» Fragmento facilitado:
FERNANDO GALLEGO GALLARDO
Jueves, 20 de junio 2019, 19:47
En muchas ocasiones nos sentimos transportados al pasado de nuestra infancia y juventud. Y es ahí cuando se agolpan en la memoria hechos y acontecimientos de aquella pasada época, emotiva para unos, angustiosa para otros y de esperanza para la mayoría de nuestros ancestros. En memoria de éstos y para conocimiento para gran parte de las presentes y venideras generaciones, trato sencillamente de exponer la importancia que tuvo en un tiempo la explotación de minas de wolframio mejorando el nivel de vida en muchos lugares de España, incluyendo a Campanario, en aquellos años de bonanza económica debido a la extracción de éste, por entonces, apreciado mineral. El valor económico y el afán de explotación depende no solo de sus aplicaciones, sino también de las circunstancias políticas y sociales del momento.
El wolframio o tungsteno, de fórmula WO4 FeMn, es un elemento químico de número atómico 74 y de símbolo W. No se encuentra libre en la naturaleza, sino en forma de sales combinados con otros elementos, principalmente con la scheelita y la wolframita que son sus minerales más importantes. A este metal se le conoce popularmente con el nombre de wolfram o volfram. Es un metal escaso, de color gris acerado, muy denso y duro con el punto de fusión más elevado de la naturaleza. Se utiliza hoy en día en filamentos de las lámparas incandescentes y resistencias eléctricas, en electrodos de soldaduras, tubos de rayos X y de TV, instrumentos odontológicos, teléfonos móviles, perforadoras, martillos neumáticos, o para acorazar barcos y submarinos, etcétera..
Dada la importancia del wolfram en la industria bélica, los alemanes se interesaron por la opción de su explotación en España. Su apogeo como material cotizado empezó en la Primera Guerra Mundial, continuó en la Guerra Civil Española y se disparó a partir de la Segunda Guerra Mundial.
La Alemania nazi, a través del régimen de Franco, lo adquiría para la fabricación de la maquinaria de guerra, especialmente para blindar la punta de los proyectiles anti-tanque, revestimiento para cañones y coraza de los blindados. Puede decirse que el destino de Europa estaba en las minas. Los materiales que arrancaban los mineros de la tierra fue el elemento básico de las dos grandes guerras. En la Península Ibérica los mayores yacimientos se encuentran en Portugal, Galicia y Extremadura.
En Extremadura, especialmente en algunas localidades como Valle de La Serena (mina de San Nicolás), Castuera (Pico Lirio), Campanario (La Rosita), Tornavacas, Acebo, Almoharín, Santa Amalia y Don Benito (La Parrilla)... fueron los mineros que trabajaron en estas minas los principales protagonistas de amortiguar, al menos en algunos años, el hambre de numerosas familias en el pueblo de residencia.

» Ítems listados:
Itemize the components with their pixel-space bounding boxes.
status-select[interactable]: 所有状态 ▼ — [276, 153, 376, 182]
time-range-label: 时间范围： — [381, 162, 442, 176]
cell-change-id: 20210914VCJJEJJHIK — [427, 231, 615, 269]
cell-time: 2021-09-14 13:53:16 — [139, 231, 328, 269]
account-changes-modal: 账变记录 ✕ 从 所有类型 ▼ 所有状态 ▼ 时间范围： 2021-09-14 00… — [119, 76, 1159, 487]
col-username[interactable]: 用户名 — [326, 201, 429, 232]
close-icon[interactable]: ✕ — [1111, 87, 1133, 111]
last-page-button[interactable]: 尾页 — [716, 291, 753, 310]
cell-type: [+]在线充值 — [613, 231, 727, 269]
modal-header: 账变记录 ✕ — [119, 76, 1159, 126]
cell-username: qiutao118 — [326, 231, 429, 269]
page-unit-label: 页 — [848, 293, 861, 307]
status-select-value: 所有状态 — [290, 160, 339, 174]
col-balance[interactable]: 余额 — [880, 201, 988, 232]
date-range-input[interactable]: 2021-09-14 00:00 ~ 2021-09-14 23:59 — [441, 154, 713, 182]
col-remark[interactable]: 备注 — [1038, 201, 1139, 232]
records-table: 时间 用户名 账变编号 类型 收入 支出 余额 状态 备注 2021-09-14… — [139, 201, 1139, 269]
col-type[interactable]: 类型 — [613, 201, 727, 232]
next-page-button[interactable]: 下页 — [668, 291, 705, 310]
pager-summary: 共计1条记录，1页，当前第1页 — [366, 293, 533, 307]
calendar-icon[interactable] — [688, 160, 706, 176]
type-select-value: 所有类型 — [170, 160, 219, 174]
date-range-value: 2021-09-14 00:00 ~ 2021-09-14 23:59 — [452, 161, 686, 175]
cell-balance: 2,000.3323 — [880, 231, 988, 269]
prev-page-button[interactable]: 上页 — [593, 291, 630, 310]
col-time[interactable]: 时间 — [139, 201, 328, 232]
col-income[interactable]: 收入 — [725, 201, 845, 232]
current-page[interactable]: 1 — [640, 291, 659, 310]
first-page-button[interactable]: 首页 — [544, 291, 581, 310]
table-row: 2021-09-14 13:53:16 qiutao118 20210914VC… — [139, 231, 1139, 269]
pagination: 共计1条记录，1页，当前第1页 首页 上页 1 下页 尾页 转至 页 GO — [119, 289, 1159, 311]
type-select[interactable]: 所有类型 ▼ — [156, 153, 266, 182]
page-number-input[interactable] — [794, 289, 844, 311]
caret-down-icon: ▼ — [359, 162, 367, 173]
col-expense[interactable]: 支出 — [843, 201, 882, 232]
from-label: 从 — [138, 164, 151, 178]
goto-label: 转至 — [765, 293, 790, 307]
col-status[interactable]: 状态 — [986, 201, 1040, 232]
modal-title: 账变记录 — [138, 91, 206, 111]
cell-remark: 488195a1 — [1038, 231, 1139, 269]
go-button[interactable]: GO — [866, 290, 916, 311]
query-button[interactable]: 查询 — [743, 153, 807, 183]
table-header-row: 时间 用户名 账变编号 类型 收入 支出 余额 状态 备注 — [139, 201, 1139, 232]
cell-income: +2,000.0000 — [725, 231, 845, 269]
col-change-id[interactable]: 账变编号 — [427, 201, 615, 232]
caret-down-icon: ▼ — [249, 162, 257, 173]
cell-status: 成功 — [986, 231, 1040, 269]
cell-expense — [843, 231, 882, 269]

» Por hacer:
Sigue escribiendo el texto sobre las minas de wolframio a partir de donde termina. Los ítems no tienen nada que ver con esto.

» Resultado:
En Campanario, la Mina de la Rosita comenzó a explotarse en 1917 coincidiendo con la Primera Guerra Mundial (1914-1918). Y La Serena se convirtió en un punto estratégico.
En el comienzo de la Segunda Guerra Mundial (1939-1945) se produjo una fuerte demanda de wolfram coincidiendo justamente con los años de la postguerra civil española. Nace la porfía entre los alemanes y los aliados (Inglaterra, Francia, URSS, EEUU y otros países) por la adquisición de este material. Si los alemanes lo pagaban bien, los aliados lo pagaban mejor para que no llegase a manos del III Reich. Hasta Alemania, Inglaterra o Francia viajaba el metal en bruto para ser trasformado. El wolfram sirvió para el bienestar de muchas personas, pero al mismo tiempo para la destrucción.
La mina de La Rosito, a unos 4 kilómetros de la población de Campanario en el lugar conocido como 'Cañada Honda', tomó fama por el número de mineros del pueblo que trabajaban en ella, unos cien. Llegando a alcanzar sus galerías y pozos la profundidad de sesenta metros en los años cincuenta del S. XX. Los mineros partían de sus hogares al amanecer para atravesar el quieto y silencioso pueblo y caminar a pie el sendero que en invierno se presentaba frío, helado y triste y llegar a la mina y penetrar en las oscuras galerías con la firme esperanza de encontrar un buen filón.
El trabajo en la mina comenzaba a las ocho de la mañana. Un breve descanso para comer, casi siempre sardinas prensadas con pan, y cumplidas las ocho horas de trabajo regreso al deseado hogar tras algo más de media hora de camino.
Los minerales extraídos con herramientas y explosivos de los filones o bolsas descubiertas se sacaban a la superficie mediante polea (garrucha o 'carrucha' en mi pueblo). Con una machacadera de mano se trituraba el mineral y se apartaba el wolfram en un pilón con agua.
Soportar durante años un trabajo bajo tierra en galerías o pozos debe generar una sensación de opresión y encarcelamiento muy poco deseable.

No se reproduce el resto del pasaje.